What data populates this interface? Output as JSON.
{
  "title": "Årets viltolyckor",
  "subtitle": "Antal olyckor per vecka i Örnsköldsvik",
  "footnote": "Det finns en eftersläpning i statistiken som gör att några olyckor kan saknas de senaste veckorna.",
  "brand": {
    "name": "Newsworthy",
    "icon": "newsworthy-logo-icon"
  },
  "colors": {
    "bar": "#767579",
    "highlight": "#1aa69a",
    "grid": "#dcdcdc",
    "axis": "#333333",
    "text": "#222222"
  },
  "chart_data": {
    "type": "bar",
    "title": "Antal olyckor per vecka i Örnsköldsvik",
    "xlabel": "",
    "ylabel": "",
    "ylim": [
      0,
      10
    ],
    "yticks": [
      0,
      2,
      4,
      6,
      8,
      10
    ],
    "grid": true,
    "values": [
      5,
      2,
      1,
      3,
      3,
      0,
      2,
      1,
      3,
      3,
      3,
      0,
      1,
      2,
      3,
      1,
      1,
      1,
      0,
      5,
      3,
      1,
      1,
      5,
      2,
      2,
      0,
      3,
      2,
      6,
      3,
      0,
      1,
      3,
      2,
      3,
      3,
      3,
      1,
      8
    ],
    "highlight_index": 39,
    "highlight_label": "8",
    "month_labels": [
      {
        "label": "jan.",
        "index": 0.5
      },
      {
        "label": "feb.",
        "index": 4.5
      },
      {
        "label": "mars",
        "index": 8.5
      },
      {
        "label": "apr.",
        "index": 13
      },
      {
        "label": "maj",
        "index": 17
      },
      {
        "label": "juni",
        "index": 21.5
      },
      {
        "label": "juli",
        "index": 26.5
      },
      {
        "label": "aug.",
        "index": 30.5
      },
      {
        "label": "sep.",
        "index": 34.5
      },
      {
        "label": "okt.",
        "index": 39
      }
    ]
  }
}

*WHAT YOU SHOULD DO:* How many of the lines in the listing above hold the word "vecka"? Report only that figure.

*EXERCISE OUTPUT:* 2